(EXERCISE)
Determine the count of lines holding "умело" and give that count alone.

(EXTRACTED RECORDS)

********************

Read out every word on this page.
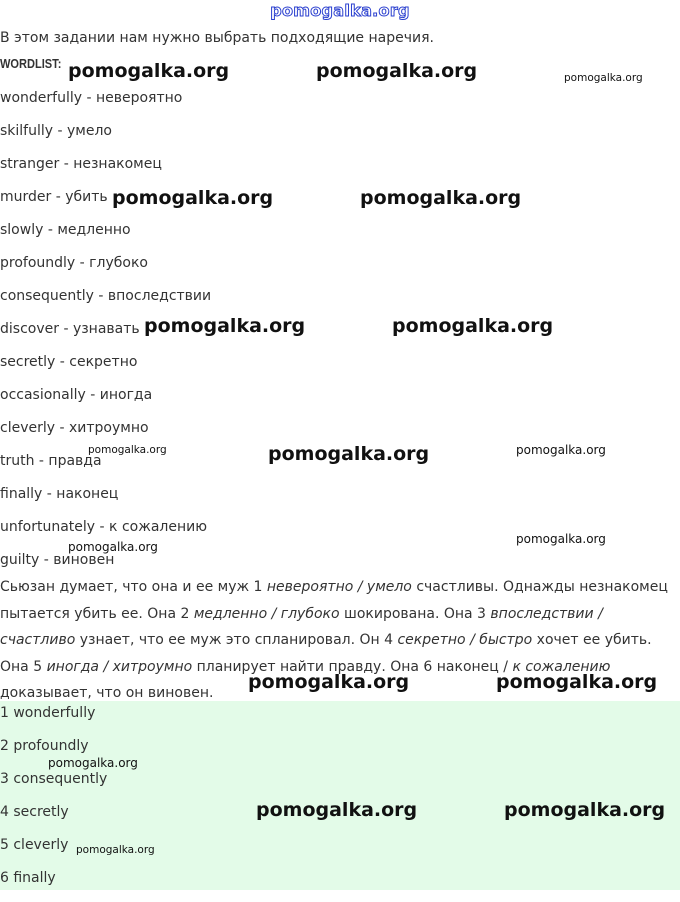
pomogalka.org
В этом задании нам нужно выбрать подходящие наречия.
WORDLIST:
wonderfully - невероятно
skilfully - умело
stranger - незнакомец
murder - убить
slowly - медленно
profoundly - глубоко
consequently - впоследствии
discover - узнавать
secretly - секретно
occasionally - иногда
cleverly - хитроумно
truth - правда
finally - наконец
unfortunately - к сожалению
guilty - виновен
Сьюзан думает, что она и ее муж 1 невероятно / умело счастливы. Однажды незнакомец
пытается убить ее. Она 2 медленно / глубоко шокирована. Она 3 впоследствии /
счастливо узнает, что ее муж это спланировал. Он 4 секретно / быстро хочет ее убить.
Она 5 иногда / хитроумно планирует найти правду. Она 6 наконец / к сожалению
доказывает, что он виновен.
1 wonderfully
2 profoundly
3 consequently
4 secretly
5 cleverly
6 finally
pomogalka.org	pomogalka.org	pomogalka.org
pomogalka.org	pomogalka.org
pomogalka.org	pomogalka.org
pomogalka.org	pomogalka.org	pomogalka.org
pomogalka.org
pomogalka.org
pomogalka.org	pomogalka.org
pomogalka.org
pomogalka.org	pomogalka.org
pomogalka.org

********************

(RESULT)
2